_Information given_:

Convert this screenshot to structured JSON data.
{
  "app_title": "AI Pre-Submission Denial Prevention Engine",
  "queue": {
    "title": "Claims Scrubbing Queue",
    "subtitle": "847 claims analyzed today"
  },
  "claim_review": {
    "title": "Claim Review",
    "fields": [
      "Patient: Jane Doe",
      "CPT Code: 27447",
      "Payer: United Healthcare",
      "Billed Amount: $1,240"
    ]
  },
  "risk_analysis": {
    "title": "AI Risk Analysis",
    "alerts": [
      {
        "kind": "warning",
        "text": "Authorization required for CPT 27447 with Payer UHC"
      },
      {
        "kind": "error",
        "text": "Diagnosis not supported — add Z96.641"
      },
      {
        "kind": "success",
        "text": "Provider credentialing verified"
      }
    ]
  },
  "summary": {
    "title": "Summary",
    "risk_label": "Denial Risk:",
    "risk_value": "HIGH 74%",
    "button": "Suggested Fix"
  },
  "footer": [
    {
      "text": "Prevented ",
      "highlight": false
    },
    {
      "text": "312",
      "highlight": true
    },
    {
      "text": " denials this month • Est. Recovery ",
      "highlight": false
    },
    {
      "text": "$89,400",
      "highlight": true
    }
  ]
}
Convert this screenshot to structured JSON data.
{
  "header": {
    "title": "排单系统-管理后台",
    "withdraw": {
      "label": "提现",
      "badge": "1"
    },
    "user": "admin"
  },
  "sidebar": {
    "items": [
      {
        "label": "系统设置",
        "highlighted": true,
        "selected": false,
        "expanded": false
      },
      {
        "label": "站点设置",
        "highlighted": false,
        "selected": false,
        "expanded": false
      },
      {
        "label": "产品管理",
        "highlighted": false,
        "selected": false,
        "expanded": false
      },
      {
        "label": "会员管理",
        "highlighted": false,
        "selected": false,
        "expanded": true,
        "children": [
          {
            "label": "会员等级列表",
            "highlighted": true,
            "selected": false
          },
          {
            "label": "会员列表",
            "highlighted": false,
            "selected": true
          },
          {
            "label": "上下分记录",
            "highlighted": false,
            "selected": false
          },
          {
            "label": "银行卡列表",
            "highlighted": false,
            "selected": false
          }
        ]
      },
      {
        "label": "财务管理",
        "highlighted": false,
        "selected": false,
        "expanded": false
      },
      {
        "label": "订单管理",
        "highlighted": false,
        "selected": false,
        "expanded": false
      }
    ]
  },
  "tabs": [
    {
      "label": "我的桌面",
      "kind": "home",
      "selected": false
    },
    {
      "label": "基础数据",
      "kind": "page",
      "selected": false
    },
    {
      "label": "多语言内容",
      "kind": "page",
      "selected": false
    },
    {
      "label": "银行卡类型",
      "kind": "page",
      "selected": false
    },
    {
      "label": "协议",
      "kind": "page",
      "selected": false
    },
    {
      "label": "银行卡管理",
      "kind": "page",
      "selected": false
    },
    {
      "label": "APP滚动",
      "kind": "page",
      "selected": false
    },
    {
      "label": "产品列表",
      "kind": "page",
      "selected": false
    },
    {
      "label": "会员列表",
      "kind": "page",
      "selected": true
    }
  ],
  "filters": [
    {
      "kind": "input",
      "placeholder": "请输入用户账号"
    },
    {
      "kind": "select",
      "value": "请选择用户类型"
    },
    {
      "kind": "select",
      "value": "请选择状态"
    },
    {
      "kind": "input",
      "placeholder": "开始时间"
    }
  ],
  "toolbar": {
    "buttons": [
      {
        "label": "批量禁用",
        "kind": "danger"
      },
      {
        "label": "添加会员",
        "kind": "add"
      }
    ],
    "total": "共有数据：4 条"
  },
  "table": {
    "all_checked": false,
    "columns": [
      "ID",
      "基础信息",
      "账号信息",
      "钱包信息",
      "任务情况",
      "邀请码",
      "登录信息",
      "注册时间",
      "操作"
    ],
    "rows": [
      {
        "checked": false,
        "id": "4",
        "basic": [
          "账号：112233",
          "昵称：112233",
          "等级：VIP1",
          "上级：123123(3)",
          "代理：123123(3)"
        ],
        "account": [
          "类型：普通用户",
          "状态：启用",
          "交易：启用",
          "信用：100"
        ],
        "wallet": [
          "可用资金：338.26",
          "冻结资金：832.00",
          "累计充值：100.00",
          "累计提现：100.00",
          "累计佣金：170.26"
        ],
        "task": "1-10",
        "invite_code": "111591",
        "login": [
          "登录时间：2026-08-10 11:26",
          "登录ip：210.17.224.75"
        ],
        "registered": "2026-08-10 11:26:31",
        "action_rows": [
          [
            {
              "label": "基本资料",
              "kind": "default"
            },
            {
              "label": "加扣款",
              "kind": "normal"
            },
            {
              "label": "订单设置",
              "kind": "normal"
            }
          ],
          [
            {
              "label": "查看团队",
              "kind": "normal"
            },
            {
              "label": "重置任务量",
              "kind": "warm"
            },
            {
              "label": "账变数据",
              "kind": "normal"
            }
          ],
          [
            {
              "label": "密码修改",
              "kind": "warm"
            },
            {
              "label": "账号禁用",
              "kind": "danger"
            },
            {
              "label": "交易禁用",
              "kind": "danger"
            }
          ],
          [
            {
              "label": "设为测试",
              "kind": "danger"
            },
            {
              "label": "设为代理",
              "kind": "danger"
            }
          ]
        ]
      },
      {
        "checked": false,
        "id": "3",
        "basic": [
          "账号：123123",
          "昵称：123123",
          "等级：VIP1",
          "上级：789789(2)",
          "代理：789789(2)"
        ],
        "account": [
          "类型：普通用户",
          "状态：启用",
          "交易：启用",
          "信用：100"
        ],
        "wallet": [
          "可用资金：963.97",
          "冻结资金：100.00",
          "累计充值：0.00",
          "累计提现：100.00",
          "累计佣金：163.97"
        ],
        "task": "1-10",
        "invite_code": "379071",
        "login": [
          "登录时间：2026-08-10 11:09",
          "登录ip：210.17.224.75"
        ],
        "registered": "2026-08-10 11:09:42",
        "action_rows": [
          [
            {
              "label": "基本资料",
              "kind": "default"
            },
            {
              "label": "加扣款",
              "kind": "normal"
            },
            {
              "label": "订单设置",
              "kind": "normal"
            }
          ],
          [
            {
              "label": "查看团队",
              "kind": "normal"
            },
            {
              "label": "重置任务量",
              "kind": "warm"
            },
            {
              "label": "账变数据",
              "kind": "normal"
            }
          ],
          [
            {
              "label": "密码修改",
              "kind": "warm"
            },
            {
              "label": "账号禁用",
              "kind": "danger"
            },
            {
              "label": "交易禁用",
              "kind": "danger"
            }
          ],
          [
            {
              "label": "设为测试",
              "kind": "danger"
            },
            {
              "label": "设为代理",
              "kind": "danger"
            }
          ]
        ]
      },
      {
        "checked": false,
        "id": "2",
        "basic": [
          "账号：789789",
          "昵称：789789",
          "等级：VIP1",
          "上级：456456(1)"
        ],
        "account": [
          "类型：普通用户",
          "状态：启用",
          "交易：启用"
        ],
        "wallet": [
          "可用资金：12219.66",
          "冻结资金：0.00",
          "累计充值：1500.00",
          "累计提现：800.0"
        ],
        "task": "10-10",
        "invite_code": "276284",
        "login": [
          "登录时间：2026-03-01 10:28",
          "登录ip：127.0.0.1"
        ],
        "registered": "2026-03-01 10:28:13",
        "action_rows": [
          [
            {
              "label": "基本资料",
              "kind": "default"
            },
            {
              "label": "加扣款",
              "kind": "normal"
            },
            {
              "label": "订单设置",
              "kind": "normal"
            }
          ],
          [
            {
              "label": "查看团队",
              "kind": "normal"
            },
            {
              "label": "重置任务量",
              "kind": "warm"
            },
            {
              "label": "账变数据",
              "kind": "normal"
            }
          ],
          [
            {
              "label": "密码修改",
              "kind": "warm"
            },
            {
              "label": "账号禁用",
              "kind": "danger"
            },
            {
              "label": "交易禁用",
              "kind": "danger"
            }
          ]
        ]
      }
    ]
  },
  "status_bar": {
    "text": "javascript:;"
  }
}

_Written request_:
Pull out each line containing the word "登录时间" and copy it.

_Solved exercise_:
          "登录时间：2026-08-10 11:26",
          "登录时间：2026-08-10 11:09",
          "登录时间：2026-03-01 10:28",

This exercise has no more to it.